Output the full listing word for word.

-- start of INFORMATION SUPPLIED --

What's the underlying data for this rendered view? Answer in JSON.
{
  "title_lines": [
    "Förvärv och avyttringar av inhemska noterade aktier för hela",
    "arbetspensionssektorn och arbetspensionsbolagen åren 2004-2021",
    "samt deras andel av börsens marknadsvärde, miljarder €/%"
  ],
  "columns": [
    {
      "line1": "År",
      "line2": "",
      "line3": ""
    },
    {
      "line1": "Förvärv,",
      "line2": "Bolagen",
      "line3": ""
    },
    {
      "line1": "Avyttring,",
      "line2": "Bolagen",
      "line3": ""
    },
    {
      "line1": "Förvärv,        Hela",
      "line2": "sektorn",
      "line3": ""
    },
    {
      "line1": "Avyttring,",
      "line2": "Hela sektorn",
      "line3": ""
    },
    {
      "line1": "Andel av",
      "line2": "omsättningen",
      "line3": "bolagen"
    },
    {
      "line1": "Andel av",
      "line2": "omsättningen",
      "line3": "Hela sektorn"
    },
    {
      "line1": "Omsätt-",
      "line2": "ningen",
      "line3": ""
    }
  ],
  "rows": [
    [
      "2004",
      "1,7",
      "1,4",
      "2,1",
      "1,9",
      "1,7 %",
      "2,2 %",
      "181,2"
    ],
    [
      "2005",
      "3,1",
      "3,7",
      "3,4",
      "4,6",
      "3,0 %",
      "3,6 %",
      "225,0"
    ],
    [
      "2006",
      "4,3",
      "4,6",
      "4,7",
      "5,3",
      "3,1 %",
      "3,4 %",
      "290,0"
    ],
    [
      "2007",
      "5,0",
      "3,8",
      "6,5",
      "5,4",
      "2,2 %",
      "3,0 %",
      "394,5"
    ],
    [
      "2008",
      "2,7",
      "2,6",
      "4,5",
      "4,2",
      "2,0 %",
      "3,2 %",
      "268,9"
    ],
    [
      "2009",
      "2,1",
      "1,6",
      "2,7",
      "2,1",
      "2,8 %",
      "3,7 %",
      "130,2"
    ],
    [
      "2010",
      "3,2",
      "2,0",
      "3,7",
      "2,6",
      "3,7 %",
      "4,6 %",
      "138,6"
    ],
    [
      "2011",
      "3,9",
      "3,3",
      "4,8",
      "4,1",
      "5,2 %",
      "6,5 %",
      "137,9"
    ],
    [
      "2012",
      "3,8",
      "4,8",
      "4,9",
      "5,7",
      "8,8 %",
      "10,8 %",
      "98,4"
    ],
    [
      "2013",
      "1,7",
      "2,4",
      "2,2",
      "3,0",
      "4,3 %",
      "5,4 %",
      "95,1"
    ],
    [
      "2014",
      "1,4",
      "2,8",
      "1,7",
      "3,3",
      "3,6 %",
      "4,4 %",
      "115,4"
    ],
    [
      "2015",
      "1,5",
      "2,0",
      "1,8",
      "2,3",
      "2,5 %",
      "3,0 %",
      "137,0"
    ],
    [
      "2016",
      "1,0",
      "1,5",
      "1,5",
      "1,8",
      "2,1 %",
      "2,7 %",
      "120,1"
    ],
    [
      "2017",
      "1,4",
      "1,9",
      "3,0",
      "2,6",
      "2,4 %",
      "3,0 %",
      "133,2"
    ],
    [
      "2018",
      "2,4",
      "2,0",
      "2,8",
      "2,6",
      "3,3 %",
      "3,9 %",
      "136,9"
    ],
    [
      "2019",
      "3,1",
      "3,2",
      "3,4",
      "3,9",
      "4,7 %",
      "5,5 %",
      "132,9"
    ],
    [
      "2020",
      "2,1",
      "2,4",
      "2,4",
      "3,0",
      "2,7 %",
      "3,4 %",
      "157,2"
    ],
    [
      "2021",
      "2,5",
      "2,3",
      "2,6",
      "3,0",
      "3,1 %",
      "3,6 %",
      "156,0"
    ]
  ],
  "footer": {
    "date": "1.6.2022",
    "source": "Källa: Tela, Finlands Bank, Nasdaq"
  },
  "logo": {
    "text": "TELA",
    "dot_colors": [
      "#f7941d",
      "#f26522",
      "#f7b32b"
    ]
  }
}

-- end of INFORMATION SUPPLIED --

- _EXERCISE RESPONSE_:
What's the underlying data for this rendered view? Answer in JSON.
{
  "title_lines": [
    "Förvärv och avyttringar av inhemska noterade aktier för hela",
    "arbetspensionssektorn och arbetspensionsbolagen åren 2004-2021",
    "samt deras andel av börsens marknadsvärde, miljarder €/%"
  ],
  "columns": [
    {
      "line1": "År",
      "line2": "",
      "line3": ""
    },
    {
      "line1": "Förvärv,",
      "line2": "Bolagen",
      "line3": ""
    },
    {
      "line1": "Avyttring,",
      "line2": "Bolagen",
      "line3": ""
    },
    {
      "line1": "Förvärv,        Hela",
      "line2": "sektorn",
      "line3": ""
    },
    {
      "line1": "Avyttring,",
      "line2": "Hela sektorn",
      "line3": ""
    },
    {
      "line1": "Andel av",
      "line2": "omsättningen",
      "line3": "bolagen"
    },
    {
      "line1": "Andel av",
      "line2": "omsättningen",
      "line3": "Hela sektorn"
    },
    {
      "line1": "Omsätt-",
      "line2": "ningen",
      "line3": ""
    }
  ],
  "rows": [
    [
      "2004",
      "1,7",
      "1,4",
      "2,1",
      "1,9",
      "1,7 %",
      "2,2 %",
      "181,2"
    ],
    [
      "2005",
      "3,1",
      "3,7",
      "3,4",
      "4,6",
      "3,0 %",
      "3,6 %",
      "225,0"
    ],
    [
      "2006",
      "4,3",
      "4,6",
      "4,7",
      "5,3",
      "3,1 %",
      "3,4 %",
      "290,0"
    ],
    [
      "2007",
      "5,0",
      "3,8",
      "6,5",
      "5,4",
      "2,2 %",
      "3,0 %",
      "394,5"
    ],
    [
      "2008",
      "2,7",
      "2,6",
      "4,5",
      "4,2",
      "2,0 %",
      "3,2 %",
      "268,9"
    ],
    [
      "2009",
      "2,1",
      "1,6",
      "2,7",
      "2,1",
      "2,8 %",
      "3,7 %",
      "130,2"
    ],
    [
      "2010",
      "3,2",
      "2,0",
      "3,7",
      "2,6",
      "3,7 %",
      "4,6 %",
      "138,6"
    ],
    [
      "2011",
      "3,9",
      "3,3",
      "4,8",
      "4,1",
      "5,2 %",
      "6,5 %",
      "137,9"
    ],
    [
      "2012",
      "3,8",
      "4,8",
      "4,9",
      "5,7",
      "8,8 %",
      "10,8 %",
      "98,4"
    ],
    [
      "2013",
      "1,7",
      "2,4",
      "2,2",
      "3,0",
      "4,3 %",
      "5,4 %",
      "95,1"
    ],
    [
      "2014",
      "1,4",
      "2,8",
      "1,7",
      "3,3",
      "3,6 %",
      "4,4 %",
      "115,4"
    ],
    [
      "2015",
      "1,5",
      "2,0",
      "1,8",
      "2,3",
      "2,5 %",
      "3,0 %",
      "137,0"
    ],
    [
      "2016",
      "1,0",
      "1,5",
      "1,5",
      "1,8",
      "2,1 %",
      "2,7 %",
      "120,1"
    ],
    [
      "2017",
      "1,4",
      "1,9",
      "3,0",
      "2,6",
      "2,4 %",
      "3,0 %",
      "133,2"
    ],
    [
      "2018",
      "2,4",
      "2,0",
      "2,8",
      "2,6",
      "3,3 %",
      "3,9 %",
      "136,9"
    ],
    [
      "2019",
      "3,1",
      "3,2",
      "3,4",
      "3,9",
      "4,7 %",
      "5,5 %",
      "132,9"
    ],
    [
      "2020",
      "2,1",
      "2,4",
      "2,4",
      "3,0",
      "2,7 %",
      "3,4 %",
      "157,2"
    ],
    [
      "2021",
      "2,5",
      "2,3",
      "2,6",
      "3,0",
      "3,1 %",
      "3,6 %",
      "156,0"
    ]
  ],
  "footer": {
    "date": "1.6.2022",
    "source": "Källa: Tela, Finlands Bank, Nasdaq"
  },
  "logo": {
    "text": "TELA",
    "dot_colors": [
      "#f7941d",
      "#f26522",
      "#f7b32b"
    ]
  }
}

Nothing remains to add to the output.